■ RECORD EXCERPTS ■

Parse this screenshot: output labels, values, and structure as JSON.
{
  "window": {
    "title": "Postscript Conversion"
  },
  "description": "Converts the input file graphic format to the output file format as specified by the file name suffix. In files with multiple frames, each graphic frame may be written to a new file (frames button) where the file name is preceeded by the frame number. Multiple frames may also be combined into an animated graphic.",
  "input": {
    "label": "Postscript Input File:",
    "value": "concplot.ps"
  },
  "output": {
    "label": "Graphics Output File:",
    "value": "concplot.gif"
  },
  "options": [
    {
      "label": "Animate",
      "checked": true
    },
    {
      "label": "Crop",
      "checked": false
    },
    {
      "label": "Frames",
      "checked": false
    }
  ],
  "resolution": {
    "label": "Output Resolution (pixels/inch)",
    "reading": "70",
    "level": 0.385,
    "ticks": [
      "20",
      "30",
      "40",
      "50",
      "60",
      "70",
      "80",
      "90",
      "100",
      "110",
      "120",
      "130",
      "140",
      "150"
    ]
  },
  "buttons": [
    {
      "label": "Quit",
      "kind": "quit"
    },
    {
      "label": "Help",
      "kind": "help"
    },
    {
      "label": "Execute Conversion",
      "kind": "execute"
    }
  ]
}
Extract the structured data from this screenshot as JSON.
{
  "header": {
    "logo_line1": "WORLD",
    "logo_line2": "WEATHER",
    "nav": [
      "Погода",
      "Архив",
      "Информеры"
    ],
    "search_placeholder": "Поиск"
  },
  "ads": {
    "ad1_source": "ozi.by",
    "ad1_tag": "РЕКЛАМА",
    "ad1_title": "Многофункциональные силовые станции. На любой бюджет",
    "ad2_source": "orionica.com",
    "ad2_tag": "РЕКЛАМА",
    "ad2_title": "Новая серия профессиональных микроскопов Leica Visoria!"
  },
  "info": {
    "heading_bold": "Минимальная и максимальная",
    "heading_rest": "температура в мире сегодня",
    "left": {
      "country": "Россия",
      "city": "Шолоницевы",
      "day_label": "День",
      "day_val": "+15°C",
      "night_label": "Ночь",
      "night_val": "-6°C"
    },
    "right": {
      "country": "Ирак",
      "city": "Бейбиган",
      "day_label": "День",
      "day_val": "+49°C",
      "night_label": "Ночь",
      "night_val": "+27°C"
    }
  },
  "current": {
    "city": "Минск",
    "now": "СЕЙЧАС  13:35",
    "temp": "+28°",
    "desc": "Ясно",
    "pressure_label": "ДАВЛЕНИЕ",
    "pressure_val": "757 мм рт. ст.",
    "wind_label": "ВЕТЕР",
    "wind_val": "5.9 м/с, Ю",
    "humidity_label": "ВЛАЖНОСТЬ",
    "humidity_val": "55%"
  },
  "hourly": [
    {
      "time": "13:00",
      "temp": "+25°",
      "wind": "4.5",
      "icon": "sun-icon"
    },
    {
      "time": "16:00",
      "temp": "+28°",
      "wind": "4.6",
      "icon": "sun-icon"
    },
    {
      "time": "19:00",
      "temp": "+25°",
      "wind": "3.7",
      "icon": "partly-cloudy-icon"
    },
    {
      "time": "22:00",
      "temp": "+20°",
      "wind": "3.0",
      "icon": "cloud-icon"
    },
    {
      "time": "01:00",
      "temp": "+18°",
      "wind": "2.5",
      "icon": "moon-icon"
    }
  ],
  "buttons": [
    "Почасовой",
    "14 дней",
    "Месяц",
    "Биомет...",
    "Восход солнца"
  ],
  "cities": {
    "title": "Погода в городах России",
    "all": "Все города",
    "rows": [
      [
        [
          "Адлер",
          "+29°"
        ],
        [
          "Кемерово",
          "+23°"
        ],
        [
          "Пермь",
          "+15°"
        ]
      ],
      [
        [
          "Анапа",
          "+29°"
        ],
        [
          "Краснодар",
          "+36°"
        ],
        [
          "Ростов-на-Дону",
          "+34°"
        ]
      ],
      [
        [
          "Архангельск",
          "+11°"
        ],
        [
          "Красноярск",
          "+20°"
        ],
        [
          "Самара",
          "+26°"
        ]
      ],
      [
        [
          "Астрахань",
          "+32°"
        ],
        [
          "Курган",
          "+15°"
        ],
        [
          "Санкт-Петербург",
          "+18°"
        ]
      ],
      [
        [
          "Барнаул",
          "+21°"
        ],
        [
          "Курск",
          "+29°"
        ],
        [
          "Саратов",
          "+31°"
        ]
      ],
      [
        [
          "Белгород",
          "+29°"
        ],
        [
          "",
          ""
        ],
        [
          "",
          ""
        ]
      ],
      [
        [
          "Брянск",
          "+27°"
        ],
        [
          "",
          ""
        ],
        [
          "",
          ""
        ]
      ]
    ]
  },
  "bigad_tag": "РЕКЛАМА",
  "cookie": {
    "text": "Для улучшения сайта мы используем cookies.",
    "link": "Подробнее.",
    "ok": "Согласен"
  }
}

---

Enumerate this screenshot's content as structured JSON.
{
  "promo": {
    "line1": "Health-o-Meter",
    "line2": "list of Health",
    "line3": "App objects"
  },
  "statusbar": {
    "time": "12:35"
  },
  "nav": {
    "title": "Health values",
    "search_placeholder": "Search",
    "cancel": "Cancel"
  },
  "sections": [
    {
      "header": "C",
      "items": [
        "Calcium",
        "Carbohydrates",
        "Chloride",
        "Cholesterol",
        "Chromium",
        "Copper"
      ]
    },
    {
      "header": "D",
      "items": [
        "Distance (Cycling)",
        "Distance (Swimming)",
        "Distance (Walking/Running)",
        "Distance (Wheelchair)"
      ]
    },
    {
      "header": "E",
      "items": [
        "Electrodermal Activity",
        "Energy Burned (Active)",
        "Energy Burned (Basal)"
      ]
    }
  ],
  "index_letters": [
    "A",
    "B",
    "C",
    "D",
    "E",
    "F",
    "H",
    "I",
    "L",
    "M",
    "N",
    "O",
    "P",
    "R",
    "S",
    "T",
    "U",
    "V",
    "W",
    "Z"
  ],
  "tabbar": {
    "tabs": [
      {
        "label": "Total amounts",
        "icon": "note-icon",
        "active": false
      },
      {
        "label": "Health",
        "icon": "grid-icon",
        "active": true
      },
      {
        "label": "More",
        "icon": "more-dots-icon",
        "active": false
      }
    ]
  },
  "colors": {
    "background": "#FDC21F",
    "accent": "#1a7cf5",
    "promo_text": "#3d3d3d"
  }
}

■ SHORT TASK ■
Read the entries and show each line that mentions "JSON".

■ REPLY ■
Parse this screenshot: output labels, values, and structure as JSON.
Extract the structured data from this screenshot as JSON.
Enumerate this screenshot's content as structured JSON.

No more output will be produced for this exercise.